↓↓↓

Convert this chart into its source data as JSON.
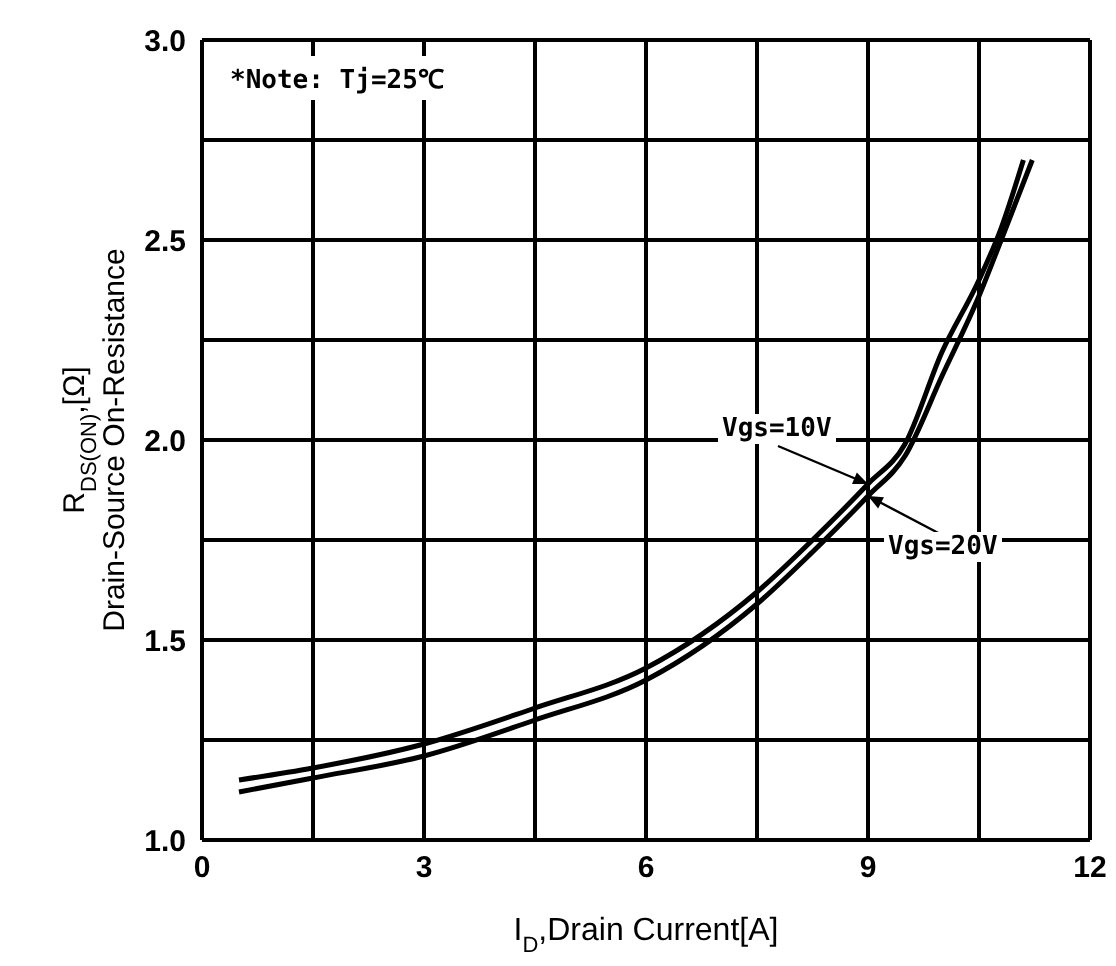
{
  "chart_data": {
    "type": "line",
    "xlabel": "I$_{D}$,Drain Current[A]",
    "ylabel": "R$_{DS(ON)}$,[Ω]\nDrain-Source On-Resistance",
    "annotations": [
      "*Note: Tj=25℃"
    ],
    "series": [
      {
        "name": "Vgs=10V",
        "color": "#000000",
        "x": [
          0.5,
          1.5,
          3,
          4.5,
          6,
          7.5,
          8.25,
          9,
          9.5,
          10,
          10.5,
          10.8,
          11.1
        ],
        "values": [
          1.15,
          1.18,
          1.24,
          1.33,
          1.43,
          1.62,
          1.75,
          1.89,
          1.99,
          2.22,
          2.4,
          2.53,
          2.7
        ]
      },
      {
        "name": "Vgs=20V",
        "color": "#000000",
        "x": [
          0.5,
          1.5,
          3,
          4.5,
          6,
          7.5,
          8.25,
          9,
          9.5,
          10,
          10.5,
          10.8,
          11.22
        ],
        "values": [
          1.12,
          1.155,
          1.21,
          1.3,
          1.4,
          1.59,
          1.72,
          1.86,
          1.96,
          2.16,
          2.36,
          2.5,
          2.7
        ]
      }
    ],
    "xlim": [
      0,
      12
    ],
    "xticks": [
      0,
      {
        "value": 1.5,
        "label": null
      },
      3,
      {
        "value": 4.5,
        "label": null
      },
      6,
      {
        "value": 7.5,
        "label": null
      },
      9,
      {
        "value": 10.5,
        "label": null
      },
      12
    ],
    "ylim": [
      1.0,
      3.0
    ],
    "yticks": [
      {
        "value": 1.0,
        "label": "1.0"
      },
      {
        "value": 1.25,
        "label": null
      },
      {
        "value": 1.5,
        "label": "1.5"
      },
      {
        "value": 1.75,
        "label": null
      },
      {
        "value": 2.0,
        "label": "2.0"
      },
      {
        "value": 2.25,
        "label": null
      },
      {
        "value": 2.5,
        "label": "2.5"
      },
      {
        "value": 2.75,
        "label": null
      },
      {
        "value": 3.0,
        "label": "3.0"
      }
    ],
    "grid": true,
    "marker": "none",
    "line_style": "solid"
  }
}
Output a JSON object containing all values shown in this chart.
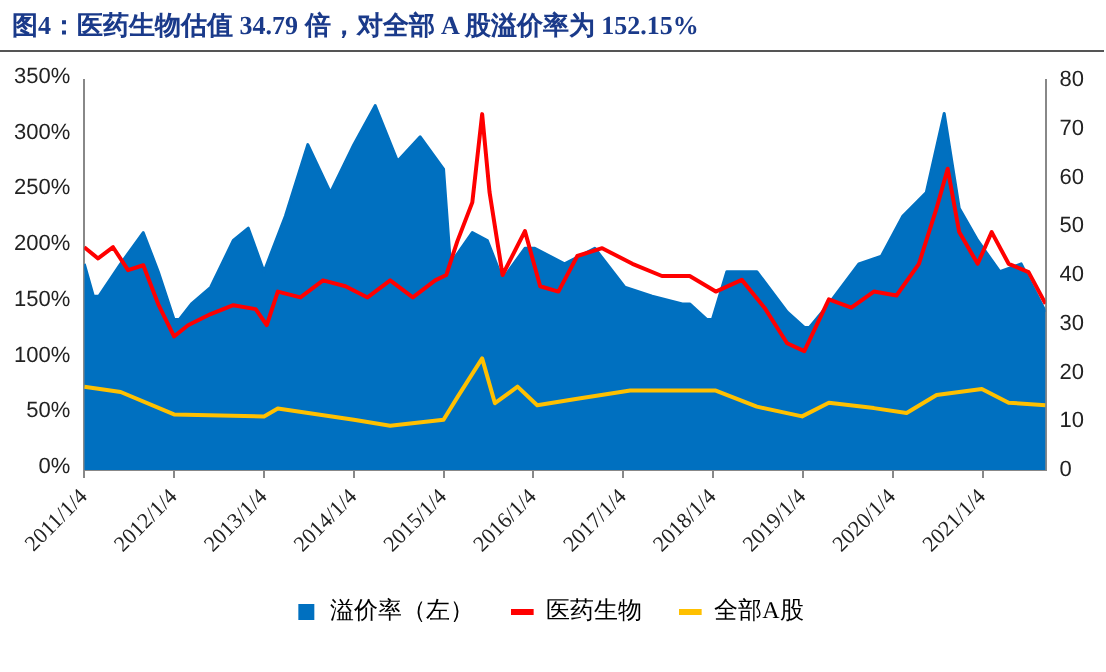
{
  "chart_data": {
    "type": "line",
    "title": "图4：医药生物估值 34.79 倍，对全部 A 股溢价率为 152.15%",
    "series": [
      {
        "name": "溢价率（左）",
        "type": "area",
        "color": "#0070c0",
        "x": [
          "2011-01-04",
          "2011-02-10",
          "2011-03-05",
          "2011-06-01",
          "2011-09-01",
          "2011-11-01",
          "2012-01-04",
          "2012-01-25",
          "2012-03-15",
          "2012-06-01",
          "2012-09-01",
          "2012-11-01",
          "2013-01-04",
          "2013-04-01",
          "2013-07-01",
          "2013-10-01",
          "2014-01-04",
          "2014-04-01",
          "2014-07-01",
          "2014-10-01",
          "2015-01-04",
          "2015-02-01",
          "2015-05-01",
          "2015-07-01",
          "2015-09-01",
          "2015-12-01",
          "2016-01-10",
          "2016-05-10",
          "2016-09-10",
          "2017-01-10",
          "2017-05-01",
          "2017-09-01",
          "2017-10-01",
          "2017-12-10",
          "2018-01-01",
          "2018-03-01",
          "2018-07-01",
          "2018-11-01",
          "2019-01-10",
          "2019-01-31",
          "2019-04-20",
          "2019-08-20",
          "2019-11-20",
          "2020-02-15",
          "2020-05-20",
          "2020-08-01",
          "2020-10-01",
          "2020-12-15",
          "2021-03-15",
          "2021-06-10",
          "2021-09-17"
        ],
        "values": [
          185,
          156,
          156,
          185,
          213,
          178,
          135,
          135,
          149,
          164,
          206,
          217,
          178,
          228,
          292,
          249,
          292,
          327,
          277,
          299,
          270,
          185,
          213,
          206,
          171,
          199,
          199,
          185,
          199,
          164,
          156,
          149,
          149,
          135,
          135,
          178,
          178,
          142,
          128,
          128,
          149,
          185,
          192,
          228,
          249,
          320,
          235,
          206,
          178,
          185,
          142
        ]
      },
      {
        "name": "医药生物",
        "axis": "y2",
        "color": "#ff0000",
        "x": [
          "2011-01-04",
          "2011-03-01",
          "2011-05-01",
          "2011-07-01",
          "2011-09-01",
          "2011-11-01",
          "2012-01-04",
          "2012-03-01",
          "2012-06-01",
          "2012-09-01",
          "2012-12-01",
          "2013-01-15",
          "2013-03-01",
          "2013-06-01",
          "2013-09-01",
          "2013-12-01",
          "2014-03-01",
          "2014-06-01",
          "2014-09-01",
          "2014-12-01",
          "2015-01-15",
          "2015-03-01",
          "2015-05-01",
          "2015-06-10",
          "2015-07-10",
          "2015-09-01",
          "2015-12-01",
          "2016-02-01",
          "2016-04-15",
          "2016-07-01",
          "2016-10-10",
          "2017-02-10",
          "2017-06-10",
          "2017-10-01",
          "2018-01-15",
          "2018-05-01",
          "2018-08-01",
          "2018-11-01",
          "2019-01-10",
          "2019-04-20",
          "2019-07-20",
          "2019-10-20",
          "2020-01-20",
          "2020-04-20",
          "2020-07-01",
          "2020-08-15",
          "2020-10-01",
          "2020-12-15",
          "2021-02-10",
          "2021-04-20",
          "2021-07-10",
          "2021-09-17"
        ],
        "values": [
          45.7,
          43.4,
          45.7,
          41,
          42,
          34,
          27.4,
          29.7,
          32,
          33.8,
          33,
          29.7,
          36.6,
          35.4,
          38.9,
          37.7,
          35.4,
          38.9,
          35.4,
          38.9,
          40,
          46.9,
          54.9,
          73,
          57,
          40,
          49,
          37.7,
          36.6,
          43.9,
          45.5,
          42.3,
          39.8,
          39.8,
          36.6,
          39,
          33.3,
          26,
          24.4,
          35,
          33.3,
          36.6,
          35.8,
          42.3,
          53.7,
          61.8,
          48.8,
          42.3,
          48.8,
          42.3,
          40.6,
          34.1
        ]
      },
      {
        "name": "全部A股",
        "axis": "y2",
        "color": "#ffc000",
        "x": [
          "2011-01-04",
          "2011-06-01",
          "2012-01-04",
          "2013-01-04",
          "2013-03-01",
          "2014-01-04",
          "2014-06-01",
          "2015-01-04",
          "2015-03-01",
          "2015-06-10",
          "2015-08-01",
          "2015-11-01",
          "2016-01-20",
          "2016-07-01",
          "2017-02-01",
          "2017-07-01",
          "2018-01-15",
          "2018-07-01",
          "2019-01-01",
          "2019-04-20",
          "2019-10-20",
          "2020-03-01",
          "2020-07-01",
          "2021-01-01",
          "2021-04-20",
          "2021-09-17"
        ],
        "values": [
          17.1,
          16,
          11.4,
          11,
          12.6,
          10.3,
          9.1,
          10.3,
          14.9,
          22.9,
          13.7,
          17.1,
          13.3,
          14.6,
          16.3,
          16.3,
          16.3,
          13,
          11,
          13.8,
          12.7,
          11.7,
          15.4,
          16.6,
          13.8,
          13.3
        ]
      }
    ],
    "xlim": [
      "2011-01-04",
      "2021-09-17"
    ],
    "xticks": [
      {
        "value": "2011-01-04",
        "label": "2011/1/4"
      },
      {
        "value": "2012-01-04",
        "label": "2012/1/4"
      },
      {
        "value": "2013-01-04",
        "label": "2013/1/4"
      },
      {
        "value": "2014-01-04",
        "label": "2014/1/4"
      },
      {
        "value": "2015-01-04",
        "label": "2015/1/4"
      },
      {
        "value": "2016-01-04",
        "label": "2016/1/4"
      },
      {
        "value": "2017-01-04",
        "label": "2017/1/4"
      },
      {
        "value": "2018-01-04",
        "label": "2018/1/4"
      },
      {
        "value": "2019-01-04",
        "label": "2019/1/4"
      },
      {
        "value": "2020-01-04",
        "label": "2020/1/4"
      },
      {
        "value": "2021-01-04",
        "label": "2021/1/4"
      }
    ],
    "ylim": [
      0,
      350
    ],
    "yticks": [
      {
        "value": 0,
        "label": "0%"
      },
      {
        "value": 50,
        "label": "50%"
      },
      {
        "value": 100,
        "label": "100%"
      },
      {
        "value": 150,
        "label": "150%"
      },
      {
        "value": 200,
        "label": "200%"
      },
      {
        "value": 250,
        "label": "250%"
      },
      {
        "value": 300,
        "label": "300%"
      },
      {
        "value": 350,
        "label": "350%"
      }
    ],
    "y2lim": [
      0,
      80
    ],
    "y2ticks": [
      0,
      10,
      20,
      30,
      40,
      50,
      60,
      70,
      80
    ],
    "grid": false,
    "legend": "bottom",
    "marker": "none",
    "line_style": "solid"
  }
}
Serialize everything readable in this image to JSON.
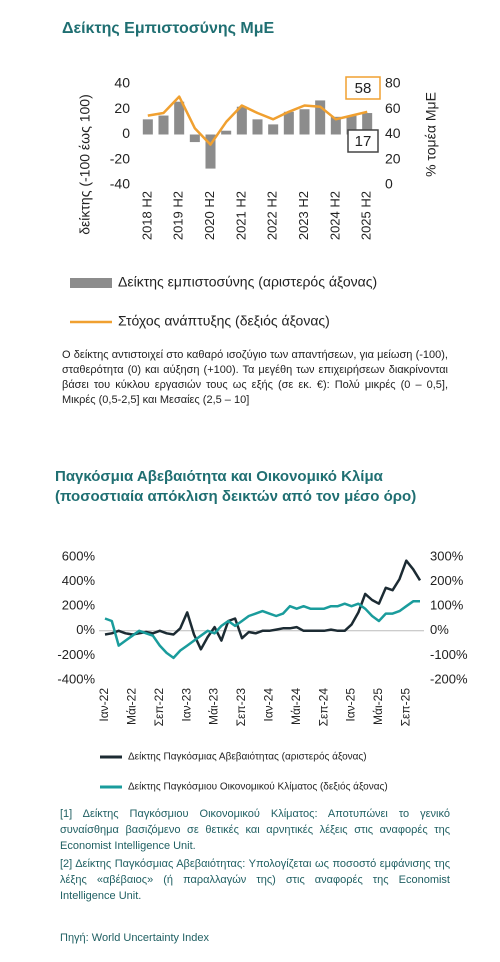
{
  "chart_data": [
    {
      "type": "combo",
      "title": "Δείκτης Εμπιστοσύνης ΜμΕ",
      "ylabel": "δείκτης (-100 έως 100)",
      "y2label": "% τομέα ΜμΕ",
      "categories": [
        "2018 H2",
        null,
        "2019 H2",
        null,
        "2020 H2",
        null,
        "2021 H2",
        null,
        "2022 H2",
        null,
        "2023 H2",
        null,
        "2024 H2",
        null,
        "2025 H2"
      ],
      "series": [
        {
          "name": "Δείκτης εμπιστοσύνης (αριστερός άξονας)",
          "type": "bar",
          "color": "#8c8c8c",
          "values": [
            12,
            15,
            26,
            -6,
            -27,
            3,
            22,
            12,
            8,
            18,
            20,
            27,
            14,
            15,
            17
          ]
        },
        {
          "name": "Στόχος ανάπτυξης (δεξιός άξονας)",
          "type": "line",
          "axis": "y2",
          "color": "#f0a030",
          "values": [
            55,
            57,
            70,
            45,
            32,
            50,
            63,
            57,
            52,
            58,
            63,
            62,
            52,
            55,
            58
          ]
        }
      ],
      "ylim": [
        -40,
        40
      ],
      "yticks": [
        -40,
        -20,
        0,
        20,
        40
      ],
      "y2lim": [
        0,
        80
      ],
      "y2ticks": [
        0,
        20,
        40,
        60,
        80
      ],
      "grid": false,
      "note": "Ο δείκτης αντιστοιχεί στο καθαρό ισοζύγιο των απαντήσεων, για μείωση (-100), σταθερότητα (0) και αύξηση (+100). Τα μεγέθη των επιχειρήσεων διακρίνονται βάσει του κύκλου εργασιών τους ως εξής (σε εκ. €): Πολύ μικρές (0 – 0,5], Μικρές (0,5-2,5] και Μεσαίες (2,5 – 10]"
    },
    {
      "type": "line",
      "title": "Παγκόσμια Αβεβαιότητα και Οικονομικό Κλίμα",
      "subtitle": "(ποσοστιαία απόκλιση δεικτών από τον μέσο όρο)",
      "categories": [
        "Ιαν-22",
        null,
        null,
        null,
        "Μάι-22",
        null,
        null,
        null,
        "Σεπ-22",
        null,
        null,
        null,
        "Ιαν-23",
        null,
        null,
        null,
        "Μάι-23",
        null,
        null,
        null,
        "Σεπ-23",
        null,
        null,
        null,
        "Ιαν-24",
        null,
        null,
        null,
        "Μάι-24",
        null,
        null,
        null,
        "Σεπ-24",
        null,
        null,
        null,
        "Ιαν-25",
        null,
        null,
        null,
        "Μάι-25",
        null,
        null,
        null,
        "Σεπ-25",
        null,
        null
      ],
      "series": [
        {
          "name": "Δείκτης Παγκόσμιας Αβεβαιότητας (αριστερός άξονας)",
          "color": "#1c2b33",
          "values": [
            -30,
            -20,
            0,
            -20,
            -30,
            -20,
            -10,
            -20,
            0,
            -20,
            -30,
            20,
            150,
            -30,
            -150,
            -50,
            30,
            -80,
            80,
            100,
            -60,
            -10,
            -20,
            0,
            0,
            10,
            20,
            20,
            30,
            0,
            0,
            0,
            0,
            10,
            0,
            0,
            50,
            150,
            300,
            250,
            220,
            350,
            330,
            420,
            570,
            500,
            410
          ]
        },
        {
          "name": "Δείκτης Παγκόσμιου Οικονομικού Κλίματος (δεξιός άξονας)",
          "color": "#1a9c9c",
          "axis": "y2",
          "values": [
            50,
            40,
            -60,
            -40,
            -20,
            0,
            -10,
            -20,
            -60,
            -90,
            -110,
            -80,
            -60,
            -40,
            -20,
            0,
            -10,
            20,
            40,
            20,
            40,
            60,
            70,
            80,
            70,
            60,
            70,
            100,
            90,
            100,
            90,
            90,
            90,
            100,
            100,
            110,
            100,
            110,
            90,
            60,
            40,
            70,
            70,
            80,
            100,
            120,
            120
          ]
        }
      ],
      "ylim": [
        -400,
        600
      ],
      "yticks": [
        {
          "value": -400,
          "label": "-400%"
        },
        {
          "value": -200,
          "label": "-200%"
        },
        {
          "value": 0,
          "label": "0%"
        },
        {
          "value": 200,
          "label": "200%"
        },
        {
          "value": 400,
          "label": "400%"
        },
        {
          "value": 600,
          "label": "600%"
        }
      ],
      "y2lim": [
        -200,
        300
      ],
      "y2ticks": [
        {
          "value": -200,
          "label": "-200%"
        },
        {
          "value": -100,
          "label": "-100%"
        },
        {
          "value": 0,
          "label": "0%"
        },
        {
          "value": 100,
          "label": "100%"
        },
        {
          "value": 200,
          "label": "200%"
        },
        {
          "value": 300,
          "label": "300%"
        }
      ],
      "grid": false,
      "footnotes": [
        "[1] Δείκτης Παγκόσμιου Οικονομικού Κλίματος: Αποτυπώνει το γενικό συναίσθημα βασιζόμενο σε θετικές και αρνητικές λέξεις στις αναφορές της Economist Intelligence Unit.",
        "[2] Δείκτης Παγκόσμιας Αβεβαιότητας: Υπολογίζεται ως ποσοστό εμφάνισης της λέξης «αβέβαιος» (ή παραλλαγών της) στις αναφορές της Economist Intelligence Unit."
      ],
      "source": "Πηγή: World Uncertainty Index"
    }
  ]
}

↑↑↑

TASK: Copy every line in the entries above that has the string "άξονας" in it.

FINAL RESULT:
          "name": "Δείκτης εμπιστοσύνης (αριστερός άξονας)",
          "name": "Στόχος ανάπτυξης (δεξιός άξονας)",
          "name": "Δείκτης Παγκόσμιας Αβεβαιότητας (αριστερός άξονας)",
          "name": "Δείκτης Παγκόσμιου Οικονομικού Κλίματος (δεξιός άξονας)",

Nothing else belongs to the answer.